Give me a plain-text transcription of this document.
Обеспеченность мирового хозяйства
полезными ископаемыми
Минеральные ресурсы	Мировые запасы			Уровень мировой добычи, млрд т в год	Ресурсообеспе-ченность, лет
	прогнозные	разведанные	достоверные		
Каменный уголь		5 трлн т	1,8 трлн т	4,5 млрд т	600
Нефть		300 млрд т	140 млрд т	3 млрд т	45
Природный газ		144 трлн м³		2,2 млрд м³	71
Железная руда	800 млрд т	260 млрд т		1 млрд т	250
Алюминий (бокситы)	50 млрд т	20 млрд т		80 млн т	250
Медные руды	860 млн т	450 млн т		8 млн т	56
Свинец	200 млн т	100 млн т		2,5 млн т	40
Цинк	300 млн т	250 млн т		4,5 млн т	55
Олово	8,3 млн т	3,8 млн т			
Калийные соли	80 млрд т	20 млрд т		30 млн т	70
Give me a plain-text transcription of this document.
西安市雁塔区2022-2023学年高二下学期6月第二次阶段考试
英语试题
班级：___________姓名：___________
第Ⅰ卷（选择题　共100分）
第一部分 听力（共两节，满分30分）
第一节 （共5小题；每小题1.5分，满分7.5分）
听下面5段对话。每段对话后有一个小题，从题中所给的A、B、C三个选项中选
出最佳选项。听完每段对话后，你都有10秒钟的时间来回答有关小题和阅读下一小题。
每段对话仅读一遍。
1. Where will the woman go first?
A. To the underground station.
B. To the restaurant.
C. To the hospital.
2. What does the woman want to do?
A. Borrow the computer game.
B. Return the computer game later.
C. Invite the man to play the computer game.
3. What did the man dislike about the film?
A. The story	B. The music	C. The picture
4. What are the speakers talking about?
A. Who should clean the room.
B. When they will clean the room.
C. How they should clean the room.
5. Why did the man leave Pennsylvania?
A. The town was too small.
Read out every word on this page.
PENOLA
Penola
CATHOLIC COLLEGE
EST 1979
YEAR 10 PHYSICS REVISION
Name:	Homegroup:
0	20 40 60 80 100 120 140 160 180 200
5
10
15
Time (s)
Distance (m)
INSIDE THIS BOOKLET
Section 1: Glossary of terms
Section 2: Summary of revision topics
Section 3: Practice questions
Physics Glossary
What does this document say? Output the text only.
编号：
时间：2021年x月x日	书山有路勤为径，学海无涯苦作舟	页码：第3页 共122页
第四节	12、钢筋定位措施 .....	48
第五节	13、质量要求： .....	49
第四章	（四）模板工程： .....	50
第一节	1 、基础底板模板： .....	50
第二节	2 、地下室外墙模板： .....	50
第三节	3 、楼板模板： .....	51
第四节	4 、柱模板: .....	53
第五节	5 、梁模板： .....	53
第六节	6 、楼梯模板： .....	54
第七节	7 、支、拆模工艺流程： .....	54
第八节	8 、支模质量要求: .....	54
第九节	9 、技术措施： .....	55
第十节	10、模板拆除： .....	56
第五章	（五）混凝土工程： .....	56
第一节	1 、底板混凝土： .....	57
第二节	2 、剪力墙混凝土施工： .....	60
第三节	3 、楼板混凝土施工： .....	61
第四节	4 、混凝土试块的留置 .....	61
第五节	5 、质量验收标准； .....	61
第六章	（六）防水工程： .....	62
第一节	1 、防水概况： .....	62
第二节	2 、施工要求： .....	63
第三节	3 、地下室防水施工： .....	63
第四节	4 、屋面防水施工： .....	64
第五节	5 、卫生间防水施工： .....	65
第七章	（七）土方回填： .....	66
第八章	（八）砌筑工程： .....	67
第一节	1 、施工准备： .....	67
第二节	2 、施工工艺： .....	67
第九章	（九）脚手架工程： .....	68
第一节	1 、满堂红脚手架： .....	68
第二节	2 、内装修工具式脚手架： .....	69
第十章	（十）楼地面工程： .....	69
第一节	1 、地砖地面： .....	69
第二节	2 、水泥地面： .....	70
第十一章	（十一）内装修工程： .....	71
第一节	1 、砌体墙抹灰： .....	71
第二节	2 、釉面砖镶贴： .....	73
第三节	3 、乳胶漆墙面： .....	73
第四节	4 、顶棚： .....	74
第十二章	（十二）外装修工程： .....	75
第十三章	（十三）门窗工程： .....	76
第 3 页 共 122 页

※

== WORK INSTRUCTIONS ==
For the listing above, identify each line bearing "they".

== ANSWER TO THE PROBLEM ==
B. When they will clean the room.
C. How they should clean the room.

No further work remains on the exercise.